** REQUIREMENTS **
Some lines in the records below may hold the word "this"; give the number of those lines and nothing else.

— Begin RECORDS PROVIDED —

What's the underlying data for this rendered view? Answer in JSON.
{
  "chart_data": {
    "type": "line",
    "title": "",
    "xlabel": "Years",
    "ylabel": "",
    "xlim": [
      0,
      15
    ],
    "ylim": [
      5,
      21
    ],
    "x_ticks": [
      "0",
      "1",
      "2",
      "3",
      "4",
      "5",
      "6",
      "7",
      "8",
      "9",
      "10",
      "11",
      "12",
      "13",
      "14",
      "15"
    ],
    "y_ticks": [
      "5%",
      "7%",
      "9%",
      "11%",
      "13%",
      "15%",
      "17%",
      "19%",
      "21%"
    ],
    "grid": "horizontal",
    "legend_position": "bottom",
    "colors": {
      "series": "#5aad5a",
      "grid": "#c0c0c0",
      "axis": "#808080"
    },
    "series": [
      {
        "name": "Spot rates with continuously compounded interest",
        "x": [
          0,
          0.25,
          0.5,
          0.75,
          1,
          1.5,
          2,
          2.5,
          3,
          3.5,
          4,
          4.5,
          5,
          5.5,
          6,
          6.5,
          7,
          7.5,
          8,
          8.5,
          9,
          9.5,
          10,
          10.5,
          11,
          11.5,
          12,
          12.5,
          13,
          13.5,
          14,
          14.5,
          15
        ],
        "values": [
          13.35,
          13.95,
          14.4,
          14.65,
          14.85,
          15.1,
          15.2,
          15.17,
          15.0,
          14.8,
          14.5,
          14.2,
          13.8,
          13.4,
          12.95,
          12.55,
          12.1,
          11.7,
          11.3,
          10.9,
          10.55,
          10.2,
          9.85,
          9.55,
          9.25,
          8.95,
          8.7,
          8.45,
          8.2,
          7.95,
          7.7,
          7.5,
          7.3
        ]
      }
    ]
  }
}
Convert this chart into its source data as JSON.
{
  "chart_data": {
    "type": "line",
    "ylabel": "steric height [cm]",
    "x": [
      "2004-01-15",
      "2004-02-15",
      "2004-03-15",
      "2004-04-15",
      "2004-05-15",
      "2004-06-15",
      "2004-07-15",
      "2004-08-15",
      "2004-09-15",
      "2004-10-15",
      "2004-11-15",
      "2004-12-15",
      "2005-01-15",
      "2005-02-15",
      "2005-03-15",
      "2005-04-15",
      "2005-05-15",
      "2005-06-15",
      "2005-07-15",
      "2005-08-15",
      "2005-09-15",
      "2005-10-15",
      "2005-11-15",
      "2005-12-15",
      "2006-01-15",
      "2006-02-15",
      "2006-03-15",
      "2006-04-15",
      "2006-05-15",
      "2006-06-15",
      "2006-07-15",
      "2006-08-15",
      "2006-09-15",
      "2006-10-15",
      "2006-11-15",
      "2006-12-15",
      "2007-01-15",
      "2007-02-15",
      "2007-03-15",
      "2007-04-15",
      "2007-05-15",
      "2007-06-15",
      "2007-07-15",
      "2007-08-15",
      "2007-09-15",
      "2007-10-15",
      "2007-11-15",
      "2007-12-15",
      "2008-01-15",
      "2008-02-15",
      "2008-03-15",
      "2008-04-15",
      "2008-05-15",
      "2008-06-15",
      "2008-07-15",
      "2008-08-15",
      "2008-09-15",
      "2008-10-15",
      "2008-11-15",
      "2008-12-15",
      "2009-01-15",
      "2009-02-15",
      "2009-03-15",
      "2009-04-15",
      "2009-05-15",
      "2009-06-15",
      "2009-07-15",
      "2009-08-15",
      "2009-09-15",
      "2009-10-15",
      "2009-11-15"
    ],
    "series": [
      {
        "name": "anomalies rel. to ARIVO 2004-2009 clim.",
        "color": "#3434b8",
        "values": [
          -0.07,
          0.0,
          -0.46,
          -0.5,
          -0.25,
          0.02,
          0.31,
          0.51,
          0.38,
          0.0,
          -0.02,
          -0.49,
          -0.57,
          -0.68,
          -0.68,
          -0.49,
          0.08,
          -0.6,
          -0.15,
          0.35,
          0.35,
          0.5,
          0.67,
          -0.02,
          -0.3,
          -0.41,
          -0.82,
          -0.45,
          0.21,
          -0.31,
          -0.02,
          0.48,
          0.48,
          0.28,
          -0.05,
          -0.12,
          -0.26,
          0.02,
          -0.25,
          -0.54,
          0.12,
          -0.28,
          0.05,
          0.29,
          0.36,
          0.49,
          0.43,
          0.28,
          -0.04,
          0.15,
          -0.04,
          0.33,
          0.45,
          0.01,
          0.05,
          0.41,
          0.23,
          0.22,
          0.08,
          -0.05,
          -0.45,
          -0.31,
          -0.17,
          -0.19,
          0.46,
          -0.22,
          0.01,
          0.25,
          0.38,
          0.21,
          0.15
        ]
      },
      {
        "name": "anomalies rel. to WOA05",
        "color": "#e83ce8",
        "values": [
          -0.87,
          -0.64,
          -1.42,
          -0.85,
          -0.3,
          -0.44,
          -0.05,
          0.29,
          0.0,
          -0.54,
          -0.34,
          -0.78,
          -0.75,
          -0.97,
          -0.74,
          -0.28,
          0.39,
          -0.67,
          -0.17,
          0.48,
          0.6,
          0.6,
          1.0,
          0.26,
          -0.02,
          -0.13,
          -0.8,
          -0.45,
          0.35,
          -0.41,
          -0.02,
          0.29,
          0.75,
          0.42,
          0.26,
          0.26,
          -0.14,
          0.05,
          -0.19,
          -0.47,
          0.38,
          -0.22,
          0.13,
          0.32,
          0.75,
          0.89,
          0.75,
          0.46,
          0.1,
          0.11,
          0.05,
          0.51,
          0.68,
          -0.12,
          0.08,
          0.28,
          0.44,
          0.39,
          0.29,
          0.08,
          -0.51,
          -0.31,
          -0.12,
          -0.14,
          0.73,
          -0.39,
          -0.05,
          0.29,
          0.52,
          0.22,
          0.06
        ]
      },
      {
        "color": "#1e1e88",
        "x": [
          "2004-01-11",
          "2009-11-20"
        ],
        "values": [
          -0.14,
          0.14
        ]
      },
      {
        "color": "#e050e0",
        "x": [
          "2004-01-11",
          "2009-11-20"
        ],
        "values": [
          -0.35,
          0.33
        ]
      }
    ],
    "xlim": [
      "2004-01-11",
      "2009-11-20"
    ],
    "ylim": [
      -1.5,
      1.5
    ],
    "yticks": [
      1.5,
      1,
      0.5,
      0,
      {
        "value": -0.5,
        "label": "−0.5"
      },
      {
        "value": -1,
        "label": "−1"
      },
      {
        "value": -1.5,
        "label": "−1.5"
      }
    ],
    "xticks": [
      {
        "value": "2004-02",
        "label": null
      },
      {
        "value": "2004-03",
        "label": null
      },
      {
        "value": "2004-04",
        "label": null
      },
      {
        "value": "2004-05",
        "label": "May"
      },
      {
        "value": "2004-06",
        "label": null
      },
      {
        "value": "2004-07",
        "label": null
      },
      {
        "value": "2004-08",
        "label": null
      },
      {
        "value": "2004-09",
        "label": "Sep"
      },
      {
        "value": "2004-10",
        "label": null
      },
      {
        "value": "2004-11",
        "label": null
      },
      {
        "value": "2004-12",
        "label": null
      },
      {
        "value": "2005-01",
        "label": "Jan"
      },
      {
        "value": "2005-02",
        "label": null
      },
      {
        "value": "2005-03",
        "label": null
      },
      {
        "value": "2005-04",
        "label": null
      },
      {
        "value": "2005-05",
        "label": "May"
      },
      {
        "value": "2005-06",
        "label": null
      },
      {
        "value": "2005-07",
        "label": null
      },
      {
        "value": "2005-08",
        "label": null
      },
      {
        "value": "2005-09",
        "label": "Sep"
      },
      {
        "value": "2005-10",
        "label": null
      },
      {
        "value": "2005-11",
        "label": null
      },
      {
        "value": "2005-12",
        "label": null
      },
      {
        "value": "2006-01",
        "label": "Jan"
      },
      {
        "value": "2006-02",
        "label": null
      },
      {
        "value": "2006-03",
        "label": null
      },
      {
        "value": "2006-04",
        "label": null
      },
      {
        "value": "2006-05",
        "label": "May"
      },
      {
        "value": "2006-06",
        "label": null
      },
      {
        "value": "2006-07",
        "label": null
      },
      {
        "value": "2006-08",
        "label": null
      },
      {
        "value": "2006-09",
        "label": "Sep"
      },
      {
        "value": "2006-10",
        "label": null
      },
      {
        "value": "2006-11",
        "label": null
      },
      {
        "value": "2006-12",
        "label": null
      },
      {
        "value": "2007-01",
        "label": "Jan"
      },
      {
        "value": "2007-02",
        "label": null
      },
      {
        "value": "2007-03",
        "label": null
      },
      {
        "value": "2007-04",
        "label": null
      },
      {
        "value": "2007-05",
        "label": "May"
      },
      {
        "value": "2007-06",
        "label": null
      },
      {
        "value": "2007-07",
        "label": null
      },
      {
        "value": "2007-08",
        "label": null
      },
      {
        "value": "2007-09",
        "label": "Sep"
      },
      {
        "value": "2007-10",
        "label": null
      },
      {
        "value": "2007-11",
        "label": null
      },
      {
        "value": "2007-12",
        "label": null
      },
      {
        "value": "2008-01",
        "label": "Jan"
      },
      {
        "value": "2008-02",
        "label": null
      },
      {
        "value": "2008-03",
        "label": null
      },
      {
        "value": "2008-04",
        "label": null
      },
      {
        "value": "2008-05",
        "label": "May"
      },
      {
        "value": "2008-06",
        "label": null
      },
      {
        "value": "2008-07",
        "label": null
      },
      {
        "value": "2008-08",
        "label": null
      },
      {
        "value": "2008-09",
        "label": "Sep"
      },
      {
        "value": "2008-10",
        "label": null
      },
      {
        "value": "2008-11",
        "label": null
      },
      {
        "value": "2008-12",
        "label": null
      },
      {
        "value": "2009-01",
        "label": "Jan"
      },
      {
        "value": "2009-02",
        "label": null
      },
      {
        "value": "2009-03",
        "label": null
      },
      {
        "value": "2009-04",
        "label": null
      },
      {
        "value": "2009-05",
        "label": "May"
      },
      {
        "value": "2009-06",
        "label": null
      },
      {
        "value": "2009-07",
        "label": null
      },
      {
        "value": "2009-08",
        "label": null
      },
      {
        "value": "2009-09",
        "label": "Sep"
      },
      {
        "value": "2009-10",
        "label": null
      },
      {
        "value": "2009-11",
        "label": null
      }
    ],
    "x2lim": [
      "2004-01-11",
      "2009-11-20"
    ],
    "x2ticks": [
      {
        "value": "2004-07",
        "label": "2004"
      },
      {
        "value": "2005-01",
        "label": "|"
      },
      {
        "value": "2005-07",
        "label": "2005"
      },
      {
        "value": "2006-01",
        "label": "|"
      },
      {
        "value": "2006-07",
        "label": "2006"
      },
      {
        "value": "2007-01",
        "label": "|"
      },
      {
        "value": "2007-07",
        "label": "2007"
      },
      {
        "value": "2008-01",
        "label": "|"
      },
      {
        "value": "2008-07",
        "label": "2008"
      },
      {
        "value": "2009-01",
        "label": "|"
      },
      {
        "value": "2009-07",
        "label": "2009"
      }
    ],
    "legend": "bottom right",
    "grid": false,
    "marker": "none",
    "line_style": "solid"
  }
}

— End RECORDS PROVIDED —

** SOLUTION **
2